GIVEN EXERCISE: Starting at the line that contains "axis-label-1036: [1299, 301, 1361, 319]" and ending at the line that contains "candle-body: [637, 488, 643, 552]", lay out those lines below as a numbered list, skipping any blank lines.

DATA EXTRACT:
•••

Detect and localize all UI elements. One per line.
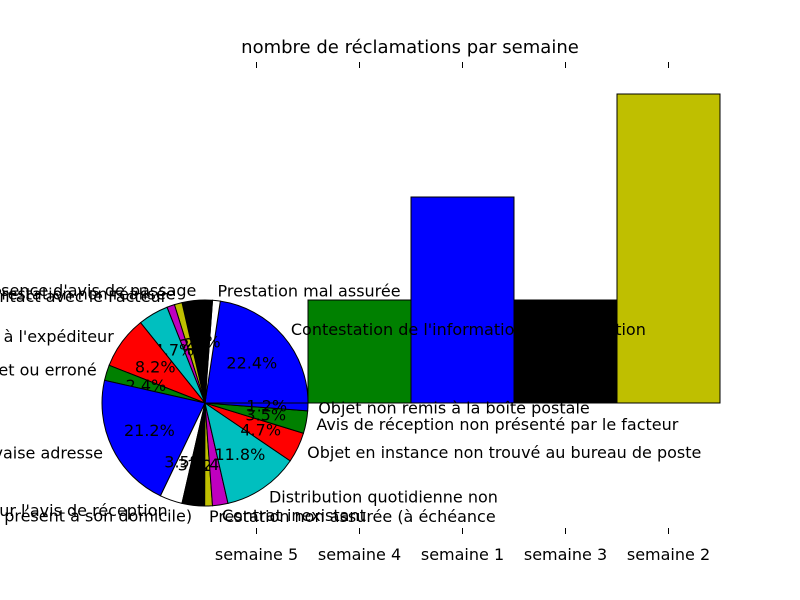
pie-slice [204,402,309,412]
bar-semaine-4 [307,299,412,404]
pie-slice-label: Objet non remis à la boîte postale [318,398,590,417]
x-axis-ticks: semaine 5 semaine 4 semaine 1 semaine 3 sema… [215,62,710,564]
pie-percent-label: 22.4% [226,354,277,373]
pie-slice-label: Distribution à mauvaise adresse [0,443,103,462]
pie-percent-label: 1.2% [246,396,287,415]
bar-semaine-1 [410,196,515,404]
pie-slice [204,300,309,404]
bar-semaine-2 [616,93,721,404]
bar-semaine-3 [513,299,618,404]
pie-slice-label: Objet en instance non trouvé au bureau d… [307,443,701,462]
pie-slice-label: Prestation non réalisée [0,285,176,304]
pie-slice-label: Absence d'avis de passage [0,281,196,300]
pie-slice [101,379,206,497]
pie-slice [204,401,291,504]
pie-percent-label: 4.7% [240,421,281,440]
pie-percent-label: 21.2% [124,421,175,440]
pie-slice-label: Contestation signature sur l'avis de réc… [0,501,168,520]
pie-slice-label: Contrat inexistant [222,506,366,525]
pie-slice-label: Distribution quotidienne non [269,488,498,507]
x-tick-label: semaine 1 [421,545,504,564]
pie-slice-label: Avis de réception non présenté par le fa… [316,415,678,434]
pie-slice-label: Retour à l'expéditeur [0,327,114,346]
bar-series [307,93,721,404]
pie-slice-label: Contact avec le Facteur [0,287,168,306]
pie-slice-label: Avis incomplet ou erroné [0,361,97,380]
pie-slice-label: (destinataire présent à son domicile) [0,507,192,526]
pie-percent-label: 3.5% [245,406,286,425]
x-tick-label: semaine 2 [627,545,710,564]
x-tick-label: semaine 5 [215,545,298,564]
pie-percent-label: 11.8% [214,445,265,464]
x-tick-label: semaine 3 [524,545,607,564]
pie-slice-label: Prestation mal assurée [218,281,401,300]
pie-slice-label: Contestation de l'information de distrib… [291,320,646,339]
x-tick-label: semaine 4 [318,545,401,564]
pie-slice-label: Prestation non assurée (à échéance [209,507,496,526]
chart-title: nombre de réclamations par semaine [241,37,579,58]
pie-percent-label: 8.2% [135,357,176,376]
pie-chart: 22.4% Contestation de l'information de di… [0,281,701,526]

•••

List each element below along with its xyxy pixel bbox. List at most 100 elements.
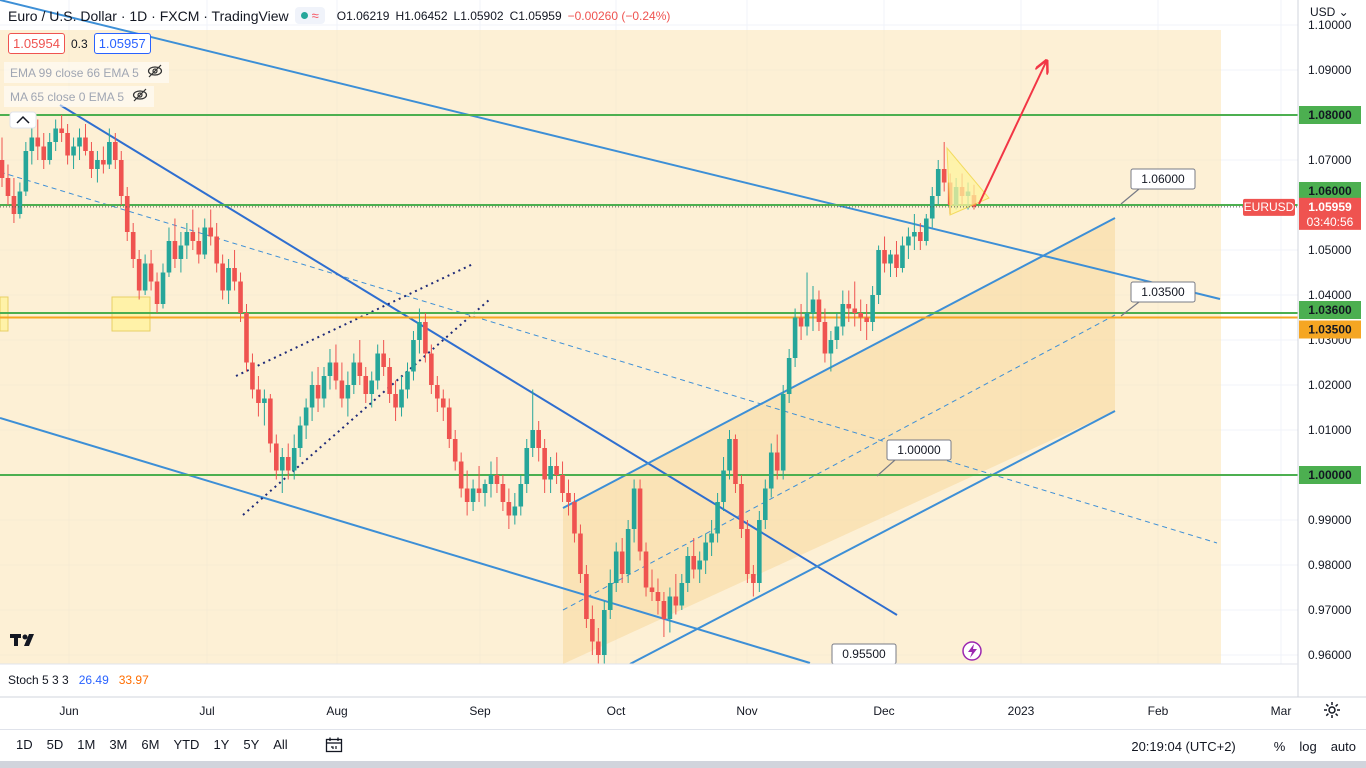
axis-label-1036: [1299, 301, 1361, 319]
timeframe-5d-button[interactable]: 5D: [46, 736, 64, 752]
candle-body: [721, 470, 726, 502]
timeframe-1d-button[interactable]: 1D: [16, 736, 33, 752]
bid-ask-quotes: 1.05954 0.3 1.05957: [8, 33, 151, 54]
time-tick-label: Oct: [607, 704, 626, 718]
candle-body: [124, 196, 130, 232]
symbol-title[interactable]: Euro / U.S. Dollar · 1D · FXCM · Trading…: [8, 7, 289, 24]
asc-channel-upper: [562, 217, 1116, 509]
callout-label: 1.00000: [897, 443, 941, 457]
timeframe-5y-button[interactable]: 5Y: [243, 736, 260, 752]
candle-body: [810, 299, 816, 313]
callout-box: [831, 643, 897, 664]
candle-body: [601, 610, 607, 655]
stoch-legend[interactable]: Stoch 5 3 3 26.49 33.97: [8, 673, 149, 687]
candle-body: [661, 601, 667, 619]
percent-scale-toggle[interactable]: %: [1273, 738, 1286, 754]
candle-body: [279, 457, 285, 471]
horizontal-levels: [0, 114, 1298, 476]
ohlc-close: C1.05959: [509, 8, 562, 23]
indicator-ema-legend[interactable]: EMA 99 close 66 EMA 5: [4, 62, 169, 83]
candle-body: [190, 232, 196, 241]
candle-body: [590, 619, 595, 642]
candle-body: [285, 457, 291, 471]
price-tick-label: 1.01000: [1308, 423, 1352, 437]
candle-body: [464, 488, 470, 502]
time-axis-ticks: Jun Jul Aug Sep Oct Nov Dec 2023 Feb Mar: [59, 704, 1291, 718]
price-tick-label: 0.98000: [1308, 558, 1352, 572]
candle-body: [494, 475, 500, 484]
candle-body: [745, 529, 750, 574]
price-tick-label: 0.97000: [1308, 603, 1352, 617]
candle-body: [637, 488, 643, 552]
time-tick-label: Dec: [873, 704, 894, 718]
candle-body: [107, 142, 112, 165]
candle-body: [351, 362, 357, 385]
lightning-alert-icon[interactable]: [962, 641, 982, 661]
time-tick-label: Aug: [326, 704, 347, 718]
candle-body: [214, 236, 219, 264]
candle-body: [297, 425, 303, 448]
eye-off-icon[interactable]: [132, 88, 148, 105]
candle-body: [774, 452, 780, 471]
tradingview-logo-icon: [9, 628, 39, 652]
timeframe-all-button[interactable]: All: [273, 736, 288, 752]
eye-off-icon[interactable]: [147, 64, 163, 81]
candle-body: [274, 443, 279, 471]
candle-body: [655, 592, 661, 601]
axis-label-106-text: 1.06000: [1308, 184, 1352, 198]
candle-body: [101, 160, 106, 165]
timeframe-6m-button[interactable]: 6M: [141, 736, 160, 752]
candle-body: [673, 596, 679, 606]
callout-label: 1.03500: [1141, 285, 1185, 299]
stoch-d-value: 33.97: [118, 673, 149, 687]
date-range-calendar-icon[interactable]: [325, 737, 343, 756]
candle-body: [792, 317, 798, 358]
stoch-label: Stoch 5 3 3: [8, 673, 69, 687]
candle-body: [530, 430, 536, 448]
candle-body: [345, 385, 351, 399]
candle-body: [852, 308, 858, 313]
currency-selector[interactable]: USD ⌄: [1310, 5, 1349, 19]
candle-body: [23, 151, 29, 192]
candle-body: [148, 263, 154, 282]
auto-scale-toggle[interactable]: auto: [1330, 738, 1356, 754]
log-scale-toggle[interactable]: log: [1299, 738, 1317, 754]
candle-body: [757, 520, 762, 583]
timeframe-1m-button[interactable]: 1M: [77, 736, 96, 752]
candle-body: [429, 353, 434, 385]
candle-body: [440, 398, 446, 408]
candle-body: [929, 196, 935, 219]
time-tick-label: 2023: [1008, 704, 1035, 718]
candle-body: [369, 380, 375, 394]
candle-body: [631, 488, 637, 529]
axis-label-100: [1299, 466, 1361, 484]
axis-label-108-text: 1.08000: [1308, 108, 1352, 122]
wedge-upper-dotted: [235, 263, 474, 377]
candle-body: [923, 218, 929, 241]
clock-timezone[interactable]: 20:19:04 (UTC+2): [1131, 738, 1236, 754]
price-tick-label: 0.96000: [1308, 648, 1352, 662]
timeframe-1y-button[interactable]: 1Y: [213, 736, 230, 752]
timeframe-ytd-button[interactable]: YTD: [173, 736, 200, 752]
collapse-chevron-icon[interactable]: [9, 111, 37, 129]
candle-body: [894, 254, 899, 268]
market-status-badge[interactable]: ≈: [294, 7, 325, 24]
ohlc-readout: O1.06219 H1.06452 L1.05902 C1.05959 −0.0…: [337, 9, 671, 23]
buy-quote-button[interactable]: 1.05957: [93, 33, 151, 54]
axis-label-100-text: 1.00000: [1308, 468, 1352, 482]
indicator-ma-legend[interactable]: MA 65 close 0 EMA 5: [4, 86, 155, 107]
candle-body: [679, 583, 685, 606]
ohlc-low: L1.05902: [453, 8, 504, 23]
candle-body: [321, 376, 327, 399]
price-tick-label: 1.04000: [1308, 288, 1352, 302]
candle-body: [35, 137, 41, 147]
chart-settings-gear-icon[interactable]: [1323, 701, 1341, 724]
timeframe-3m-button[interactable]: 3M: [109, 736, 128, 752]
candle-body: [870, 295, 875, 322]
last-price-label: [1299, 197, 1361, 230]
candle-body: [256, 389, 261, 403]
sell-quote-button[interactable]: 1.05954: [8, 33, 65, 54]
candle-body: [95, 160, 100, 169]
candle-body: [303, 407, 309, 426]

•••

EXPECTED ANSWER:
1. axis-label-1036: [1299, 301, 1361, 319]
2. timeframe-5d-button[interactable]: 5D: [46, 736, 64, 752]
3. candle-body: [721, 470, 726, 502]
4. timeframe-1d-button[interactable]: 1D: [16, 736, 33, 752]
5. bid-ask-quotes: 1.05954 0.3 1.05957: [8, 33, 151, 54]
6. time-tick-label: Oct: [607, 704, 626, 718]
7. candle-body: [124, 196, 130, 232]
8. symbol-title[interactable]: Euro / U.S. Dollar · 1D · FXCM · Trading…: [8, 7, 289, 24]
9. asc-channel-upper: [562, 217, 1116, 509]
10. callout-label: 1.00000: [897, 443, 941, 457]
11. timeframe-5y-button[interactable]: 5Y: [243, 736, 260, 752]
12. candle-body: [810, 299, 816, 313]
13. callout-box: [831, 643, 897, 664]
14. candle-body: [601, 610, 607, 655]
15. stoch-legend[interactable]: Stoch 5 3 3 26.49 33.97: [8, 673, 149, 687]
16. candle-body: [661, 601, 667, 619]
17. percent-scale-toggle[interactable]: %: [1273, 738, 1286, 754]
18. candle-body: [279, 457, 285, 471]
19. horizontal-levels: [0, 114, 1298, 476]
20. ohlc-close: C1.05959: [509, 8, 562, 23]
21. indicator-ema-legend[interactable]: EMA 99 close 66 EMA 5: [4, 62, 169, 83]
22. candle-body: [190, 232, 196, 241]
23. candle-body: [590, 619, 595, 642]
24. candle-body: [285, 457, 291, 471]
25. price-tick-label: 1.01000: [1308, 423, 1352, 437]
26. candle-body: [464, 488, 470, 502]
27. time-axis-ticks: Jun Jul Aug Sep Oct Nov Dec 2023 Feb Mar: [59, 704, 1291, 718]
28. price-tick-label: 0.98000: [1308, 558, 1352, 572]
29. candle-body: [494, 475, 500, 484]
30. candle-body: [745, 529, 750, 574]
31. price-tick-label: 0.97000: [1308, 603, 1352, 617]
32. candle-body: [637, 488, 643, 552]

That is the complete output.